* _AVAILABLE DATA_:
______
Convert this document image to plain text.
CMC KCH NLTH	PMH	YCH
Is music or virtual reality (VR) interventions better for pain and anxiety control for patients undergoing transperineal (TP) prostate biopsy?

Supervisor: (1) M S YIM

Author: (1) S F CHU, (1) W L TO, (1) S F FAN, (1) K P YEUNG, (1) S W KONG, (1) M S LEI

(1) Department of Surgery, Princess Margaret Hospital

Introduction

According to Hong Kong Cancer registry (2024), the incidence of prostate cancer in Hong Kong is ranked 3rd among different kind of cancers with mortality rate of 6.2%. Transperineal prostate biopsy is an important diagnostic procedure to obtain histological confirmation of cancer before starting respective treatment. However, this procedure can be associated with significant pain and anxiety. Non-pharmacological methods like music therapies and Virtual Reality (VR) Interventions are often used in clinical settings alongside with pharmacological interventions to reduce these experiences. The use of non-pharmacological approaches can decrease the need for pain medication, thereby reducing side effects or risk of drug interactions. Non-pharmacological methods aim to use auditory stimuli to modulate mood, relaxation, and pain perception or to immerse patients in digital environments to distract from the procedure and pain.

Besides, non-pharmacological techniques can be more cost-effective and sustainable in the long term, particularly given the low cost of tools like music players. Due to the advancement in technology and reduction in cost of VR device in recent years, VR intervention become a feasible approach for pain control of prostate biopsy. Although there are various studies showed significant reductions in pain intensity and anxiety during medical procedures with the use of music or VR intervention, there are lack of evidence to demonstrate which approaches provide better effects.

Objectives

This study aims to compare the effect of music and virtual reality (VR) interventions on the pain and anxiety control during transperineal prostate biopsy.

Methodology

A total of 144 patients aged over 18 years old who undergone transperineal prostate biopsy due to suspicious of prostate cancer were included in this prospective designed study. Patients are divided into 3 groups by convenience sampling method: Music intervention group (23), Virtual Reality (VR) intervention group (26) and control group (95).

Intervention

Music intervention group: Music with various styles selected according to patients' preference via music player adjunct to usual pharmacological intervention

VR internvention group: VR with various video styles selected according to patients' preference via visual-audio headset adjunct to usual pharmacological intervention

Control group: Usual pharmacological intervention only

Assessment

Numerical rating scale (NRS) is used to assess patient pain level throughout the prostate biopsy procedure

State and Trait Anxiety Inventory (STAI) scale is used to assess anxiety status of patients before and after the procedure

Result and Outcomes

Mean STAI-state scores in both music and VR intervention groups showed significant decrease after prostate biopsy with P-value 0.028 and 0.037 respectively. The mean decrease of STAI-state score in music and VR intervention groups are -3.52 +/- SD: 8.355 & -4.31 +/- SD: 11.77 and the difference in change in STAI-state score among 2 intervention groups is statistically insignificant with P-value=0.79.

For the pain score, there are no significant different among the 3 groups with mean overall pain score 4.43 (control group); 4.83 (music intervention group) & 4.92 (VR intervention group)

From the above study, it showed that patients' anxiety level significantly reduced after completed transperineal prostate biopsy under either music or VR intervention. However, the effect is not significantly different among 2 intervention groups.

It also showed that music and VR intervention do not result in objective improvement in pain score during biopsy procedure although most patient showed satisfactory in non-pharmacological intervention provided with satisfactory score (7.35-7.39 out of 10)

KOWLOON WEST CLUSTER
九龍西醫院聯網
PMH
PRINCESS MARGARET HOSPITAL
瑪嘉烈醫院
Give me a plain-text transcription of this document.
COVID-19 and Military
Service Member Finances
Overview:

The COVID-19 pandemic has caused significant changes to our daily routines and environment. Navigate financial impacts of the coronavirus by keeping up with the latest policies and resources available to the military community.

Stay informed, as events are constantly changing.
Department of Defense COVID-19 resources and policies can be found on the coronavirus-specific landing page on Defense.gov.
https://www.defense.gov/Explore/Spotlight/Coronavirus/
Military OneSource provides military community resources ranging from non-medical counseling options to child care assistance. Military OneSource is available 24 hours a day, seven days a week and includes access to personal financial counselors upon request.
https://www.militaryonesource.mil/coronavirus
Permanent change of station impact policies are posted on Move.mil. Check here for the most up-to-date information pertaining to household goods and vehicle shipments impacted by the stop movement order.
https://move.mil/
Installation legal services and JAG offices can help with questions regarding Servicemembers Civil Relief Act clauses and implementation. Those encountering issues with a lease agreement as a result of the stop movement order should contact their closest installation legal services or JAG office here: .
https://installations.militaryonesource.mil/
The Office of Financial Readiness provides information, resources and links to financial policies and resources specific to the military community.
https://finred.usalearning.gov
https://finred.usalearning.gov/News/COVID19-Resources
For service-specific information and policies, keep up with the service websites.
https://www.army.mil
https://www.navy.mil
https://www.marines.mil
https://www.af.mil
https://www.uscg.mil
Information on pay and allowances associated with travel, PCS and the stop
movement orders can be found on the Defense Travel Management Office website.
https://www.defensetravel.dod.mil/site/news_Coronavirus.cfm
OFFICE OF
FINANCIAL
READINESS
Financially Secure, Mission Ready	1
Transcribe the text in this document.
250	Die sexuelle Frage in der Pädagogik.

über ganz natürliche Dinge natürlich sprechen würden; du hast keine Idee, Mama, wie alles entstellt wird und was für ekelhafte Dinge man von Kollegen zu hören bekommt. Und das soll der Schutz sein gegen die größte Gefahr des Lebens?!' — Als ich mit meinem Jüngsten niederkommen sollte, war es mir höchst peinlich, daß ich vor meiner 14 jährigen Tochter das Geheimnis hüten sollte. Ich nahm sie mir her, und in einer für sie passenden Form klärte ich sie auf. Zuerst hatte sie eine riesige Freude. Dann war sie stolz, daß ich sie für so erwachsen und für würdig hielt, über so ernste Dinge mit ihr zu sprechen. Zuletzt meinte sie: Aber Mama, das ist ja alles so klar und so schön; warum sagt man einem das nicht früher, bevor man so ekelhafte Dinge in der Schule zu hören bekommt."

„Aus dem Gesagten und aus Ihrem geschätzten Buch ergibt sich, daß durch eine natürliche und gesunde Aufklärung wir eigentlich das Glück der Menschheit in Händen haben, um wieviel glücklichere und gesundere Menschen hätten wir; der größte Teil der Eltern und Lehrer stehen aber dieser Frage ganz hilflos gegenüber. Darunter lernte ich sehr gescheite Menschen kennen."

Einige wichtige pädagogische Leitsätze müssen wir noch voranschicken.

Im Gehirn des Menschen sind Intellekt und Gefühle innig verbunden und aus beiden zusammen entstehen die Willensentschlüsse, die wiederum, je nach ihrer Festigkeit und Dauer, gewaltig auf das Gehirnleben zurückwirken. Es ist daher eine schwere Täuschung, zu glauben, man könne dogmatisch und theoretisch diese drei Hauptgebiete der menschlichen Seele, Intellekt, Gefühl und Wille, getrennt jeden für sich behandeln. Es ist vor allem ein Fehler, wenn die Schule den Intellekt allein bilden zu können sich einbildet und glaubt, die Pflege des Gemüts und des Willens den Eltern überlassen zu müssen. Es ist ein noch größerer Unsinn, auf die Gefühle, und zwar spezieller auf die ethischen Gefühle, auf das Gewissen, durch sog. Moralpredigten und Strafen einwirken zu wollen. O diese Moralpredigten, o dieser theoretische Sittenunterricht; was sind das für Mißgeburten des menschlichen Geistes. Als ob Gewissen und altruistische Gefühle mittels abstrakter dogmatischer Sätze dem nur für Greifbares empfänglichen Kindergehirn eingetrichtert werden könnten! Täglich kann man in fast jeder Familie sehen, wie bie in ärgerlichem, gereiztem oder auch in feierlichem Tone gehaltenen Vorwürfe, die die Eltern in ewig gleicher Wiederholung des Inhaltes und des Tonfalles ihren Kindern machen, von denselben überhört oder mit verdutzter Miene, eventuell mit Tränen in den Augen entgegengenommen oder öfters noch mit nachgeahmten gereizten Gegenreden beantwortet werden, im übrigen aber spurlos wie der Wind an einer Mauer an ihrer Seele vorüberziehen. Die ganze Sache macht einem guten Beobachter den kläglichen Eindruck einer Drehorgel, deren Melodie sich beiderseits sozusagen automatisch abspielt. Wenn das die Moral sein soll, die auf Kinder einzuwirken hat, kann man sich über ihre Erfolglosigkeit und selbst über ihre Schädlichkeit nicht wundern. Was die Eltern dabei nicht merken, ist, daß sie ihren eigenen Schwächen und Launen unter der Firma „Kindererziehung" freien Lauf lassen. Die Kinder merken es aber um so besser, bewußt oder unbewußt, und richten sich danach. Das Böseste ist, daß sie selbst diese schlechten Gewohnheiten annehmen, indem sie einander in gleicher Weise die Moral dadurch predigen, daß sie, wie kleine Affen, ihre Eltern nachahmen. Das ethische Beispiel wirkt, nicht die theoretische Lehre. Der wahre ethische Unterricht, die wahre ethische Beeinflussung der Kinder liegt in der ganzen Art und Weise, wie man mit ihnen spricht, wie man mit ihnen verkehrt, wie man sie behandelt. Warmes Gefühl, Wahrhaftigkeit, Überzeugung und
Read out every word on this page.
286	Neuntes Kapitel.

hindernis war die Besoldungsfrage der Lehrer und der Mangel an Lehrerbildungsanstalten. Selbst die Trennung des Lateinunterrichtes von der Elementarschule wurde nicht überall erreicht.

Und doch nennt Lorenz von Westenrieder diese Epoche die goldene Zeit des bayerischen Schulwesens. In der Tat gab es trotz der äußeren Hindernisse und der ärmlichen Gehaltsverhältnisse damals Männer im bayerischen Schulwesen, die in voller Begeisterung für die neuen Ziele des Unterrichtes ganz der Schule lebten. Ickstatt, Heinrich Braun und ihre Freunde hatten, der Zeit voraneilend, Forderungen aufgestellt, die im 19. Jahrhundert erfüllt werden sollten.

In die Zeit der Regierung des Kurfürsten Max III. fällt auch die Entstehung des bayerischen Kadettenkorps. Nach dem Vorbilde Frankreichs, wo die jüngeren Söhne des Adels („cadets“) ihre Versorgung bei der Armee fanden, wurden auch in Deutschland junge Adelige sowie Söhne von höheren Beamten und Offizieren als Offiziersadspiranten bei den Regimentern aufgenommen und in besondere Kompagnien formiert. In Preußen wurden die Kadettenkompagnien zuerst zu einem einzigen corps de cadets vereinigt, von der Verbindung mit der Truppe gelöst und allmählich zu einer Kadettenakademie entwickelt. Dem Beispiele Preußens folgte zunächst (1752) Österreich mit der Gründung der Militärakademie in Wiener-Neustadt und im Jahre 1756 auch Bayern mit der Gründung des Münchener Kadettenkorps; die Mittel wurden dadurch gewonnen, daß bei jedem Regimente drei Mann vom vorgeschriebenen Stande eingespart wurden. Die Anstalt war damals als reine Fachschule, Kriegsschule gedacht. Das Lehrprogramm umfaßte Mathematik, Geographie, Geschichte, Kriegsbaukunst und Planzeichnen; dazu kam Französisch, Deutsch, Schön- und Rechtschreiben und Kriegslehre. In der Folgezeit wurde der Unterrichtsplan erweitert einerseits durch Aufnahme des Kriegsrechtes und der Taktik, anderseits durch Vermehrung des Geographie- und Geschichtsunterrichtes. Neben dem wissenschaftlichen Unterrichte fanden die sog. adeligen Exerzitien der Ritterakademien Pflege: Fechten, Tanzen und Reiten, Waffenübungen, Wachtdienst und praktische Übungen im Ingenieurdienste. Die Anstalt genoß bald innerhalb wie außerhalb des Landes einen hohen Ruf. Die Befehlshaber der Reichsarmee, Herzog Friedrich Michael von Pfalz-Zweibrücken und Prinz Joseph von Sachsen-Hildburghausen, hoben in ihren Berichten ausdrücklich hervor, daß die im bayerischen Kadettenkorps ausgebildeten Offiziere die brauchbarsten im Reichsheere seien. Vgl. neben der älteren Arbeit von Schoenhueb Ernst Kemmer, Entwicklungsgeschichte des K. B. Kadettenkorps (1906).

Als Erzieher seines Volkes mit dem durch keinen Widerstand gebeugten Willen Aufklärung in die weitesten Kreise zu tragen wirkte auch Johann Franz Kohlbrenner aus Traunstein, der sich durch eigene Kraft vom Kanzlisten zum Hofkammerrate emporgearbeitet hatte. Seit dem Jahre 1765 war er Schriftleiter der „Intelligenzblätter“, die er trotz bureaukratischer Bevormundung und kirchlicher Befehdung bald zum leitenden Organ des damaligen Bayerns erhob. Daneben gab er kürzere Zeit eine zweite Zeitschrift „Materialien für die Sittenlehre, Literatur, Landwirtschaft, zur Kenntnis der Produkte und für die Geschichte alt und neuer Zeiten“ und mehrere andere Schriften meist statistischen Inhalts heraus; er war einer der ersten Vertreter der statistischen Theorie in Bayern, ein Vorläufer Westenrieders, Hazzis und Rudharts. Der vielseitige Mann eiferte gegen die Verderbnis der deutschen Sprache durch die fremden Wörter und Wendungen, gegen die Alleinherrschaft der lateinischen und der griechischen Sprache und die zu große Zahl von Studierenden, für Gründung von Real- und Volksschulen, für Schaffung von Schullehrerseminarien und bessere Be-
______
* _PROBLEM REQUIREMENTS_: For the word "stop", find all matching lines in the entries above and copy them out.

* _SOLUTION FOR THIS PROBLEM_:
Permanent change of station impact policies are posted on Move.mil. Check here for the most up-to-date information pertaining to household goods and vehicle shipments impacted by the stop movement order.
Installation legal services and JAG offices can help with questions regarding Servicemembers Civil Relief Act clauses and implementation. Those encountering issues with a lease agreement as a result of the stop movement order should contact their closest installation legal services or JAG office here: .
Information on pay and allowances associated with travel, PCS and the stop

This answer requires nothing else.